:: Set task ::
In the entries below, how many lines hold the string "Space"? Give only the number.
--- begin Stored data ---
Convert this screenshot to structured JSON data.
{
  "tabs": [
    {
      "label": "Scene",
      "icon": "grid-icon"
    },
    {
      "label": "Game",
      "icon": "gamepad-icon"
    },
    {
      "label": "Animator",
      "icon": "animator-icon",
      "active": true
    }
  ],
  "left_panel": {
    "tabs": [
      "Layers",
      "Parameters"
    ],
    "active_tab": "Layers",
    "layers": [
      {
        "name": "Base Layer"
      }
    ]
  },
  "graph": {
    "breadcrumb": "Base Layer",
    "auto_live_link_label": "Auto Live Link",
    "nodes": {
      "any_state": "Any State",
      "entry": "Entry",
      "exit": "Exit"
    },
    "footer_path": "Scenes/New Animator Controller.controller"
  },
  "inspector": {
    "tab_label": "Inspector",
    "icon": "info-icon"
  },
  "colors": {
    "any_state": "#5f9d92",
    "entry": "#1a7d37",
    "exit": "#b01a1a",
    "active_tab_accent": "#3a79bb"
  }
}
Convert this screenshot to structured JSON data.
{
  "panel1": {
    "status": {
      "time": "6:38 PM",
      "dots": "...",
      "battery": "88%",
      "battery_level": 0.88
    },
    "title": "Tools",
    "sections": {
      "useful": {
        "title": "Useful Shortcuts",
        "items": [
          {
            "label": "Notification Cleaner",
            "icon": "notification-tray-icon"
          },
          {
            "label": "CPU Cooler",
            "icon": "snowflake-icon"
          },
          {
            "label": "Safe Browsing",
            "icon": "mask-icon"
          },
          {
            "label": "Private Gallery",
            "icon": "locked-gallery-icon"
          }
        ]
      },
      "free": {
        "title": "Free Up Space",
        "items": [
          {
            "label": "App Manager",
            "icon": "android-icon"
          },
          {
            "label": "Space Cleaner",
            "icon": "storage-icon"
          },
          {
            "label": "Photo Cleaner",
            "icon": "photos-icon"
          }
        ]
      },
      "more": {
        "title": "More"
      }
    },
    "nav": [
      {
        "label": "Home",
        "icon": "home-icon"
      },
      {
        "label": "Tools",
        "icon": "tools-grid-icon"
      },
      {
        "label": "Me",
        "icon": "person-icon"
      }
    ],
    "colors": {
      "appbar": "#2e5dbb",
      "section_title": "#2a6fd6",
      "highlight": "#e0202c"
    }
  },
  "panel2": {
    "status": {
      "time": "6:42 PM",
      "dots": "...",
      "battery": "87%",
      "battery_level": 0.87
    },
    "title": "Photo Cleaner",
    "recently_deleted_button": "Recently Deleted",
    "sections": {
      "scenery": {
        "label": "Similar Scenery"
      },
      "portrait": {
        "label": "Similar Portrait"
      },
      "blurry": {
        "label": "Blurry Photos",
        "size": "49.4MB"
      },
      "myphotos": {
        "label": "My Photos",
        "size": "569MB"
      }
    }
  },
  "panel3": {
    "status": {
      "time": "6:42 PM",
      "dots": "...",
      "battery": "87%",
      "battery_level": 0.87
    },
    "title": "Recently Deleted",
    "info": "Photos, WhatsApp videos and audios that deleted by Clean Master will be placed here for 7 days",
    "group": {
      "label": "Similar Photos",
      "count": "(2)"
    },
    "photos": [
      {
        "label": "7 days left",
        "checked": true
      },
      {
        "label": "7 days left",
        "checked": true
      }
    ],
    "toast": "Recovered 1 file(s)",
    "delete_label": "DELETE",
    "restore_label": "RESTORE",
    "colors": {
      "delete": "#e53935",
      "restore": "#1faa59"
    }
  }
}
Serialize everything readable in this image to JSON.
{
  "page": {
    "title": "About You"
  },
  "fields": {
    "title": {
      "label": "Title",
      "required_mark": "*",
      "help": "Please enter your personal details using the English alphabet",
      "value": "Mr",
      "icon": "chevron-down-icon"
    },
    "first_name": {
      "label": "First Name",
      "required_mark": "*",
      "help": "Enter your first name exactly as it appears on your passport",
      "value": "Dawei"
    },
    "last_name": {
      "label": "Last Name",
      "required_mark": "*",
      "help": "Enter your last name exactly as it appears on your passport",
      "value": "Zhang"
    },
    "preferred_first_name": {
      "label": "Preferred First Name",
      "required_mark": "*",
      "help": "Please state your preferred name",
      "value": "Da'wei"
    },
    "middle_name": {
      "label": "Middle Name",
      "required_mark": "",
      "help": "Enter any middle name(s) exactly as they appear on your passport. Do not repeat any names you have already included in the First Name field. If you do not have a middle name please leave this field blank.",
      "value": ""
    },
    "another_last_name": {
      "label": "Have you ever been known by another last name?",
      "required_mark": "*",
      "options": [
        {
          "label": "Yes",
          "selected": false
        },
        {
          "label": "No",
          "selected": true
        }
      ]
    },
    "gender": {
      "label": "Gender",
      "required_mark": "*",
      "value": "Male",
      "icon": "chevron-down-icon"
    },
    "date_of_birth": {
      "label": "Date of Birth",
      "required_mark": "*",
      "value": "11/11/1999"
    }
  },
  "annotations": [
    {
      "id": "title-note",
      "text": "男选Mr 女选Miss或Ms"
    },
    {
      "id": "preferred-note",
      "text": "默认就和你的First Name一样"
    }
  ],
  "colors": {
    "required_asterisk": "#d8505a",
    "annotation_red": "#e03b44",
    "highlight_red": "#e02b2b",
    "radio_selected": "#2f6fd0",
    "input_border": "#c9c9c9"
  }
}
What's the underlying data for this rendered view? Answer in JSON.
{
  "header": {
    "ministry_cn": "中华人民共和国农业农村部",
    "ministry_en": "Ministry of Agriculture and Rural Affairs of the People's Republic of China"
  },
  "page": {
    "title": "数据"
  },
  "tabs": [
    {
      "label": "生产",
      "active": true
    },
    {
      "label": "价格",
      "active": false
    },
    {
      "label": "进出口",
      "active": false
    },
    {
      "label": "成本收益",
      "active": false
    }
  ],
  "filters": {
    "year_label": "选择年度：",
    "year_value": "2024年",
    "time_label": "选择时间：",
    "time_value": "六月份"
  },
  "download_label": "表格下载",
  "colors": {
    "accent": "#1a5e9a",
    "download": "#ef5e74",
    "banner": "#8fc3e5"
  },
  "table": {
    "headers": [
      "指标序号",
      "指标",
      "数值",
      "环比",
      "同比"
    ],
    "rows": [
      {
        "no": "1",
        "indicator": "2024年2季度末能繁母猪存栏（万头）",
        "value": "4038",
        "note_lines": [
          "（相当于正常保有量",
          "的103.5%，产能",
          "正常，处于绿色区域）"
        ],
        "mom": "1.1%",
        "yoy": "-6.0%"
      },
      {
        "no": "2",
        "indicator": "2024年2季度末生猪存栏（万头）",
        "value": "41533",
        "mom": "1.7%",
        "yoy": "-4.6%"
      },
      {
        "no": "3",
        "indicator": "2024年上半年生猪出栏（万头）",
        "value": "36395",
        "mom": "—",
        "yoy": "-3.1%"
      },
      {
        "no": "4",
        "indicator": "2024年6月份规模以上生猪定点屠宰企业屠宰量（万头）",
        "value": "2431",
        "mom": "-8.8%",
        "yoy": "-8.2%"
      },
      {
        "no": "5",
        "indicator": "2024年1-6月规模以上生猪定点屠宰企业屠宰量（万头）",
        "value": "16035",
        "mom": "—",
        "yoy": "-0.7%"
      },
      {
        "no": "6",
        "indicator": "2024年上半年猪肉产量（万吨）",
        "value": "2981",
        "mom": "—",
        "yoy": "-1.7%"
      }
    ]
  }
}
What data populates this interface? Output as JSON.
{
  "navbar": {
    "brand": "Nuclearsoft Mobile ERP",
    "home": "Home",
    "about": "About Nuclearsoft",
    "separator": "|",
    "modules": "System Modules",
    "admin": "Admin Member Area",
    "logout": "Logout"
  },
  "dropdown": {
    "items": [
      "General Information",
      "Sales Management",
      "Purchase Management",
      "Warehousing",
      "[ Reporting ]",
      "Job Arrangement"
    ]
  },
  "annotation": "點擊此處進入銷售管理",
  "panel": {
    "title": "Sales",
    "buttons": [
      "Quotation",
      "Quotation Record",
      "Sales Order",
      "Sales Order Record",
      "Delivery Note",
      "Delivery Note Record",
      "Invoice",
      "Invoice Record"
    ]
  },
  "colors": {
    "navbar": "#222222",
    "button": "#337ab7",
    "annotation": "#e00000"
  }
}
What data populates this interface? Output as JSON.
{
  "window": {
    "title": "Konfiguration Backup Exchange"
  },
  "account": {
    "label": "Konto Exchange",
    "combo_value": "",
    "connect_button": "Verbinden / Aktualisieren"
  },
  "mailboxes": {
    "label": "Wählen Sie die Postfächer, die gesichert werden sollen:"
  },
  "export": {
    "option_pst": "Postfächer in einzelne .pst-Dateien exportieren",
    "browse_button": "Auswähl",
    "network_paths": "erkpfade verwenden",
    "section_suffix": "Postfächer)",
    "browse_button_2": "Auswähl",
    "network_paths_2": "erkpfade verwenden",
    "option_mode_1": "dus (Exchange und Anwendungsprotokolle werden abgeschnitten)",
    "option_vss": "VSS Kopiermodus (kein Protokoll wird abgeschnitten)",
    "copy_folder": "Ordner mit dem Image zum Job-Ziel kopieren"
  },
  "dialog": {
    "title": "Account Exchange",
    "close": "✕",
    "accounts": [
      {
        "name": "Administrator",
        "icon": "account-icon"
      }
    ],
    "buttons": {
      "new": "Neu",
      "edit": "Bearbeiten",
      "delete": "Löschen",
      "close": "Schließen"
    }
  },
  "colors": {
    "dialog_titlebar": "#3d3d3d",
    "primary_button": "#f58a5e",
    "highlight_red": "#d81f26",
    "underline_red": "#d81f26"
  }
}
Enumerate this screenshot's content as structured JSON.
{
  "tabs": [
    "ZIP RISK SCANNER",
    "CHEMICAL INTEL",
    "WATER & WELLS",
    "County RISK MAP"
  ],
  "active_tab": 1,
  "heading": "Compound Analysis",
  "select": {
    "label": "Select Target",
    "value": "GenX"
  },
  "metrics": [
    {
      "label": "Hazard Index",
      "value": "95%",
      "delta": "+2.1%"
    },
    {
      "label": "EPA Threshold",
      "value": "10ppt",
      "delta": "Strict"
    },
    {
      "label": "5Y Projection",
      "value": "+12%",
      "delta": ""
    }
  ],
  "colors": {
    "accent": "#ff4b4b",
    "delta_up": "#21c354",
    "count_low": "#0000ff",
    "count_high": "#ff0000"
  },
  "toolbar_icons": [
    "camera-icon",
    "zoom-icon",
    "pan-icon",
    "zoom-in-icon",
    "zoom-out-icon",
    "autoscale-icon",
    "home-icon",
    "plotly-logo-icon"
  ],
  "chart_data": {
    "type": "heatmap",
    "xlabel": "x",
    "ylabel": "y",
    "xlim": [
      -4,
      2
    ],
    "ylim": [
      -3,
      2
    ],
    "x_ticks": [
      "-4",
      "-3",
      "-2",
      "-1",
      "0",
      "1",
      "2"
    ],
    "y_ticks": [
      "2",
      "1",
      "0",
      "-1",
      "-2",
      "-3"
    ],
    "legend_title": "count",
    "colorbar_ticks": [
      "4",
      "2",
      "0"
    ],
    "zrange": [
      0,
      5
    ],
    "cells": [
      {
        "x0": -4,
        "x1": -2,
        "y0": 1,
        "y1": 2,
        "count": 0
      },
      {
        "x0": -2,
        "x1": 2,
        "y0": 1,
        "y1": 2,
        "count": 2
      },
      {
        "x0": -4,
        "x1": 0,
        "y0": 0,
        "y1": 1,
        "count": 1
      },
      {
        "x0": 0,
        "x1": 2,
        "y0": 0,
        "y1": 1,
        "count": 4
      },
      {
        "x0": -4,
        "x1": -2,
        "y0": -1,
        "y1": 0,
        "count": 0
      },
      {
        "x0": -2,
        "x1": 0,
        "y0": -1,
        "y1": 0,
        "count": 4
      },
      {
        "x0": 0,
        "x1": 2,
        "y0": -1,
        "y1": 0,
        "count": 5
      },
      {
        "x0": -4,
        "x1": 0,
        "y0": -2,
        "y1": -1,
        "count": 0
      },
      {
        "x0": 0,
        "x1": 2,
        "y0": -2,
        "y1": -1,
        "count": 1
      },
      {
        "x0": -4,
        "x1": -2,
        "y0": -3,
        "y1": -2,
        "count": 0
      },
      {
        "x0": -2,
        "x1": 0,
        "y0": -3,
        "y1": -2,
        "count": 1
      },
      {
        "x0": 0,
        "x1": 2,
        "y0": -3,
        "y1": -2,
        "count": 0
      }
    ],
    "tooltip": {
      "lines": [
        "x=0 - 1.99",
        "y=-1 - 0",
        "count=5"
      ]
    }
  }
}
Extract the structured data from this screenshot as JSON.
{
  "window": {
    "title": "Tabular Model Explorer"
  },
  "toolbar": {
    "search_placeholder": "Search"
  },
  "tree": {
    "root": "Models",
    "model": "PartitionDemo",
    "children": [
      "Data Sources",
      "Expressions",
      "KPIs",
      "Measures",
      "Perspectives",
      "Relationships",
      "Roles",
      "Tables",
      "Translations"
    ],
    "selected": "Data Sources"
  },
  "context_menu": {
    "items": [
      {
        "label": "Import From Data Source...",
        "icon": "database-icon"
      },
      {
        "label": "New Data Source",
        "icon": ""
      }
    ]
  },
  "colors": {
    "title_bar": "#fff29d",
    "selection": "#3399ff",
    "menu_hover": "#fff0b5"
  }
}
--- end Stored data ---
:: The output ::
2